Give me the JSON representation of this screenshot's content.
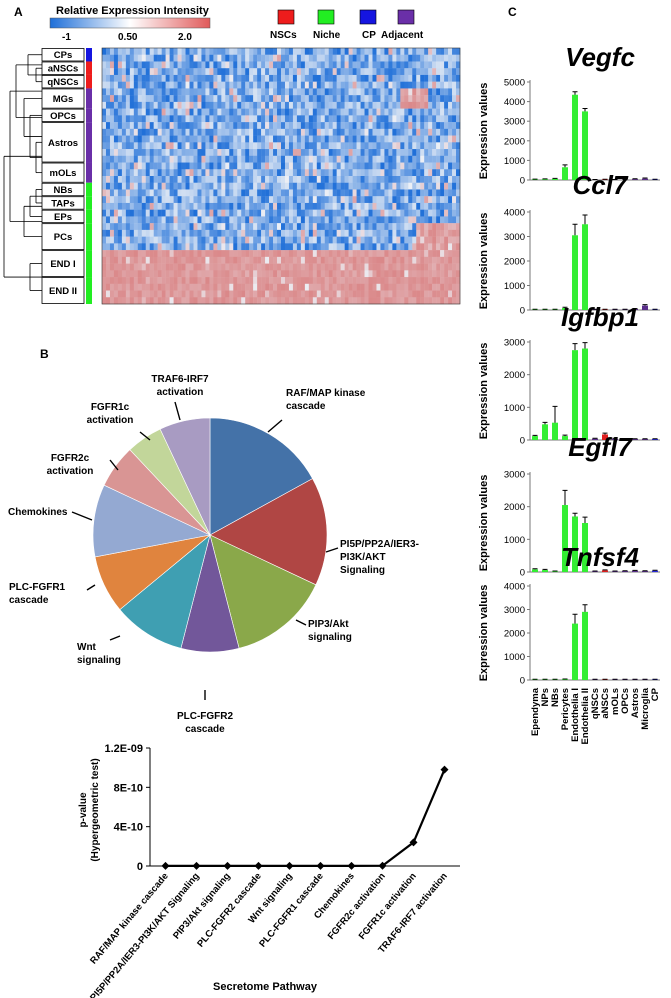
{
  "panels": {
    "a": "A",
    "b": "B",
    "c": "C"
  },
  "heatmap": {
    "scale_title": "Relative Expression Intensity",
    "scale_ticks": [
      "-1",
      "0.50",
      "2.0"
    ],
    "scale_colors": [
      "#1f6fd8",
      "#ffffff",
      "#e05a5a"
    ],
    "legend": [
      {
        "label": "NSCs",
        "color": "#ee1c1c"
      },
      {
        "label": "Niche",
        "color": "#22ee22"
      },
      {
        "label": "CP",
        "color": "#1515e0"
      },
      {
        "label": "Adjacent",
        "color": "#6a2fa8"
      }
    ],
    "rows": [
      {
        "label": "CPs",
        "n": 2,
        "group": "CP"
      },
      {
        "label": "aNSCs",
        "n": 2,
        "group": "NSCs"
      },
      {
        "label": "qNSCs",
        "n": 2,
        "group": "NSCs"
      },
      {
        "label": "MGs",
        "n": 3,
        "group": "Adjacent"
      },
      {
        "label": "OPCs",
        "n": 2,
        "group": "Adjacent"
      },
      {
        "label": "Astros",
        "n": 6,
        "group": "Adjacent"
      },
      {
        "label": "mOLs",
        "n": 3,
        "group": "Adjacent"
      },
      {
        "label": "NBs",
        "n": 2,
        "group": "Niche"
      },
      {
        "label": "TAPs",
        "n": 2,
        "group": "Niche"
      },
      {
        "label": "EPs",
        "n": 2,
        "group": "Niche"
      },
      {
        "label": "PCs",
        "n": 4,
        "group": "Niche"
      },
      {
        "label": "END I",
        "n": 4,
        "group": "Niche"
      },
      {
        "label": "END II",
        "n": 4,
        "group": "Niche"
      }
    ]
  },
  "pie": {
    "title_lines": {
      "traf6": [
        "TRAF6-IRF7",
        "activation"
      ],
      "raf": [
        "RAF/MAP kinase",
        "cascade"
      ],
      "pi5p": [
        "PI5P/PP2A/IER3-",
        "PI3K/AKT",
        "Signaling"
      ],
      "pip3": [
        "PIP3/Akt",
        "signaling"
      ],
      "plcr2": [
        "PLC-FGFR2",
        "cascade"
      ],
      "wnt": [
        "Wnt",
        "signaling"
      ],
      "plcr1": [
        "PLC-FGFR1",
        "cascade"
      ],
      "chemo": [
        "Chemokines"
      ],
      "fgfr2c": [
        "FGFR2c",
        "activation"
      ],
      "fgfr1c": [
        "FGFR1c",
        "activation"
      ]
    },
    "slices": [
      {
        "key": "raf",
        "value": 17,
        "color": "#4472a8"
      },
      {
        "key": "pi5p",
        "value": 15,
        "color": "#b04644"
      },
      {
        "key": "pip3",
        "value": 14,
        "color": "#8aa84a"
      },
      {
        "key": "plcr2",
        "value": 8,
        "color": "#72579a"
      },
      {
        "key": "wnt",
        "value": 10,
        "color": "#3f9fb2"
      },
      {
        "key": "plcr1",
        "value": 8,
        "color": "#e0843e"
      },
      {
        "key": "chemo",
        "value": 10,
        "color": "#94a9d2"
      },
      {
        "key": "fgfr2c",
        "value": 6,
        "color": "#d99594"
      },
      {
        "key": "fgfr1c",
        "value": 5,
        "color": "#c2d69a"
      },
      {
        "key": "traf6",
        "value": 7,
        "color": "#a89bc2"
      }
    ]
  },
  "chart_data": [
    {
      "type": "line",
      "title": "",
      "xlabel": "Secretome Pathway",
      "ylabel_lines": [
        "p-value",
        "(Hypergeometric test)"
      ],
      "categories": [
        "RAF/MAP kinase cascade",
        "PI5P/PP2A/IER3-PI3K/AKT Signaling",
        "PIP3/Akt signaling",
        "PLC-FGFR2 cascade",
        "Wnt signaling",
        "PLC-FGFR1 cascade",
        "Chemokines",
        "FGFR2c activation",
        "FGFR1c  activation",
        "TRAF6-IRF7 activation"
      ],
      "values": [
        1e-12,
        1e-12,
        1e-12,
        1e-12,
        1e-12,
        1e-12,
        1e-12,
        2e-12,
        2.4e-10,
        9.8e-10
      ],
      "ylim": [
        0,
        1.2e-09
      ],
      "yticks": [
        0,
        4e-10,
        8e-10,
        1.2e-09
      ],
      "ytick_labels": [
        "0",
        "4E-10",
        "8E-10",
        "1.2E-09"
      ]
    },
    {
      "type": "bar",
      "title": "Vegfc",
      "ylabel": "Expression values",
      "ylim": [
        0,
        5000
      ],
      "yticks": [
        0,
        1000,
        2000,
        3000,
        4000,
        5000
      ],
      "categories": [
        "Ependyma",
        "NPs",
        "NBs",
        "Pericytes",
        "Endothelia I",
        "Endothelia II",
        "qNSCs",
        "aNSCs",
        "mOLs",
        "OPCs",
        "Astros",
        "Microglia",
        "CP"
      ],
      "values": [
        30,
        40,
        60,
        650,
        4350,
        3500,
        15,
        25,
        15,
        15,
        45,
        70,
        25
      ],
      "errors": [
        15,
        15,
        25,
        120,
        150,
        150,
        10,
        10,
        10,
        10,
        20,
        30,
        10
      ]
    },
    {
      "type": "bar",
      "title": "Ccl7",
      "ylabel": "Expression values",
      "ylim": [
        0,
        4000
      ],
      "yticks": [
        0,
        1000,
        2000,
        3000,
        4000
      ],
      "categories": [
        "Ependyma",
        "NPs",
        "NBs",
        "Pericytes",
        "Endothelia I",
        "Endothelia II",
        "qNSCs",
        "aNSCs",
        "mOLs",
        "OPCs",
        "Astros",
        "Microglia",
        "CP"
      ],
      "values": [
        20,
        20,
        20,
        80,
        3050,
        3500,
        20,
        20,
        20,
        20,
        40,
        180,
        20
      ],
      "errors": [
        10,
        10,
        10,
        30,
        450,
        380,
        10,
        10,
        10,
        10,
        15,
        40,
        10
      ]
    },
    {
      "type": "bar",
      "title": "Igfbp1",
      "ylabel": "Expression values",
      "ylim": [
        0,
        3000
      ],
      "yticks": [
        0,
        1000,
        2000,
        3000
      ],
      "categories": [
        "Ependyma",
        "NPs",
        "NBs",
        "Pericytes",
        "Endothelia I",
        "Endothelia II",
        "qNSCs",
        "aNSCs",
        "mOLs",
        "OPCs",
        "Astros",
        "Microglia",
        "CP"
      ],
      "values": [
        120,
        480,
        530,
        120,
        2750,
        2800,
        40,
        170,
        40,
        30,
        30,
        30,
        30
      ],
      "errors": [
        20,
        60,
        500,
        30,
        200,
        180,
        15,
        40,
        15,
        10,
        10,
        10,
        10
      ]
    },
    {
      "type": "bar",
      "title": "Egfl7",
      "ylabel": "Expression values",
      "ylim": [
        0,
        3000
      ],
      "yticks": [
        0,
        1000,
        2000,
        3000
      ],
      "categories": [
        "Ependyma",
        "NPs",
        "NBs",
        "Pericytes",
        "Endothelia I",
        "Endothelia II",
        "qNSCs",
        "aNSCs",
        "mOLs",
        "OPCs",
        "Astros",
        "Microglia",
        "CP"
      ],
      "values": [
        80,
        60,
        20,
        2050,
        1700,
        1500,
        20,
        50,
        20,
        30,
        40,
        30,
        40
      ],
      "errors": [
        20,
        20,
        10,
        450,
        100,
        180,
        10,
        15,
        10,
        10,
        10,
        10,
        15
      ]
    },
    {
      "type": "bar",
      "title": "Tnfsf4",
      "ylabel": "Expression values",
      "ylim": [
        0,
        4000
      ],
      "yticks": [
        0,
        1000,
        2000,
        3000,
        4000
      ],
      "categories": [
        "Ependyma",
        "NPs",
        "NBs",
        "Pericytes",
        "Endothelia I",
        "Endothelia II",
        "qNSCs",
        "aNSCs",
        "mOLs",
        "OPCs",
        "Astros",
        "Microglia",
        "CP"
      ],
      "values": [
        20,
        20,
        20,
        30,
        2400,
        2900,
        20,
        20,
        20,
        20,
        20,
        20,
        20
      ],
      "errors": [
        10,
        10,
        10,
        10,
        400,
        300,
        10,
        10,
        10,
        10,
        10,
        10,
        10
      ]
    }
  ],
  "bar_colors": {
    "niche": "#33ee33",
    "nsc": "#e02020",
    "cp": "#2a2adc",
    "adjacent": "#5a2e8a",
    "ependyma": "#33ee33"
  },
  "bar_category_groups": [
    "niche",
    "niche",
    "niche",
    "niche",
    "niche",
    "niche",
    "adjacent",
    "nsc",
    "adjacent",
    "adjacent",
    "adjacent",
    "adjacent",
    "cp"
  ]
}
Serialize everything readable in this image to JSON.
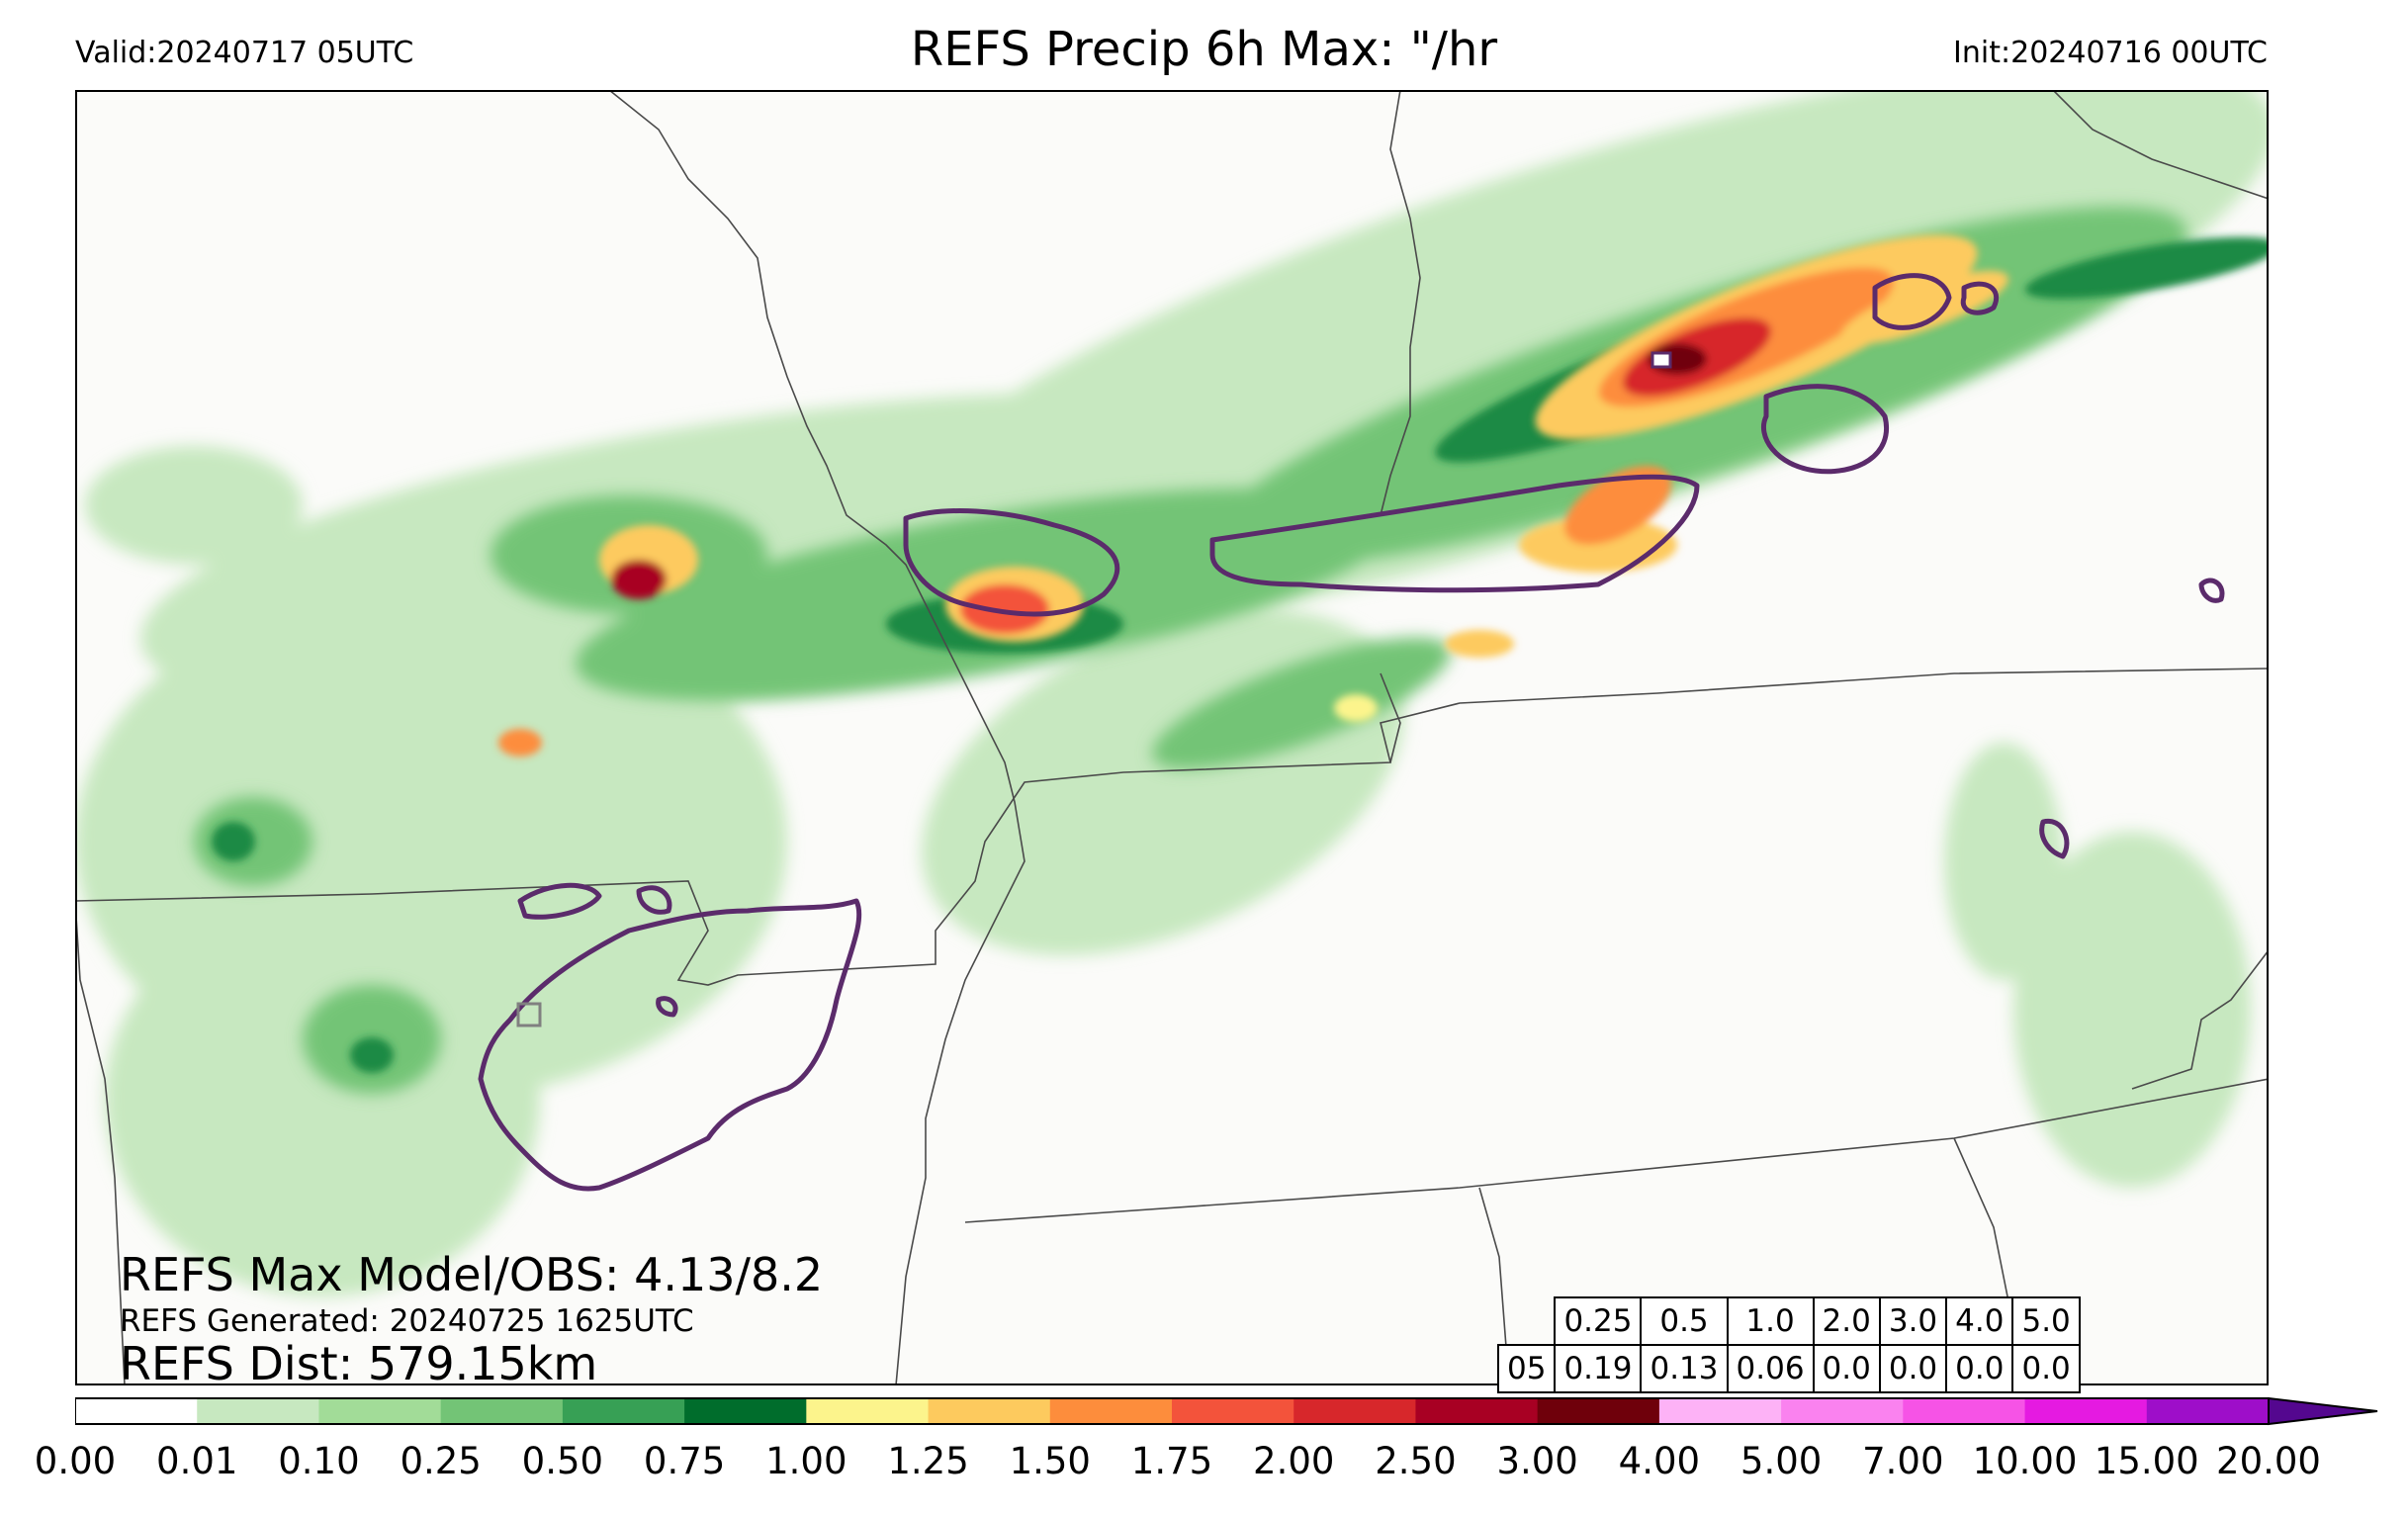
{
  "header": {
    "valid": "Valid:20240717 05UTC",
    "title": "REFS Precip 6h Max: \"/hr",
    "init": "Init:20240716 00UTC"
  },
  "map": {
    "type": "precipitation field map",
    "boundary_color": "#4a4a4a",
    "obs_contour_color": "#5b2b6b"
  },
  "annotations": {
    "max_model_obs": "REFS Max Model/OBS: 4.13/8.2",
    "generated": "REFS Generated: 20240725 1625UTC",
    "distance": "REFS Dist: 579.15km"
  },
  "stats_table": {
    "thresholds": [
      "0.25",
      "0.5",
      "1.0",
      "2.0",
      "3.0",
      "4.0",
      "5.0"
    ],
    "row_label": "05",
    "values": [
      "0.19",
      "0.13",
      "0.06",
      "0.0",
      "0.0",
      "0.0",
      "0.0"
    ]
  },
  "colorbar": {
    "ticks": [
      "0.00",
      "0.01",
      "0.10",
      "0.25",
      "0.50",
      "0.75",
      "1.00",
      "1.25",
      "1.50",
      "1.75",
      "2.00",
      "2.50",
      "3.00",
      "4.00",
      "5.00",
      "7.00",
      "10.00",
      "15.00",
      "20.00"
    ],
    "colors": [
      "#ffffff",
      "#c7e8c0",
      "#a2dc98",
      "#73c476",
      "#37a055",
      "#006d2c",
      "#fcf48c",
      "#fdca5e",
      "#fd8d3c",
      "#f3533b",
      "#d7272b",
      "#a80023",
      "#6f000b",
      "#fdb2f6",
      "#fa82ef",
      "#f653e6",
      "#e51ae1",
      "#9e0ec9"
    ],
    "extend_color": "#54078f"
  }
}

**EXERCISE OBJECTIVE:** Output the line that contains "Serialize everything readable" and every subsequent line through the end of the entries, exactly as given, without pictures.

**PROBLEM SOLUTION:**
Serialize everything readable in this image to JSON.
{
  "header": {
    "valid": "Valid:20240717 05UTC",
    "title": "REFS Precip 6h Max: \"/hr",
    "init": "Init:20240716 00UTC"
  },
  "map": {
    "type": "precipitation field map",
    "boundary_color": "#4a4a4a",
    "obs_contour_color": "#5b2b6b"
  },
  "annotations": {
    "max_model_obs": "REFS Max Model/OBS: 4.13/8.2",
    "generated": "REFS Generated: 20240725 1625UTC",
    "distance": "REFS Dist: 579.15km"
  },
  "stats_table": {
    "thresholds": [
      "0.25",
      "0.5",
      "1.0",
      "2.0",
      "3.0",
      "4.0",
      "5.0"
    ],
    "row_label": "05",
    "values": [
      "0.19",
      "0.13",
      "0.06",
      "0.0",
      "0.0",
      "0.0",
      "0.0"
    ]
  },
  "colorbar": {
    "ticks": [
      "0.00",
      "0.01",
      "0.10",
      "0.25",
      "0.50",
      "0.75",
      "1.00",
      "1.25",
      "1.50",
      "1.75",
      "2.00",
      "2.50",
      "3.00",
      "4.00",
      "5.00",
      "7.00",
      "10.00",
      "15.00",
      "20.00"
    ],
    "colors": [
      "#ffffff",
      "#c7e8c0",
      "#a2dc98",
      "#73c476",
      "#37a055",
      "#006d2c",
      "#fcf48c",
      "#fdca5e",
      "#fd8d3c",
      "#f3533b",
      "#d7272b",
      "#a80023",
      "#6f000b",
      "#fdb2f6",
      "#fa82ef",
      "#f653e6",
      "#e51ae1",
      "#9e0ec9"
    ],
    "extend_color": "#54078f"
  }
}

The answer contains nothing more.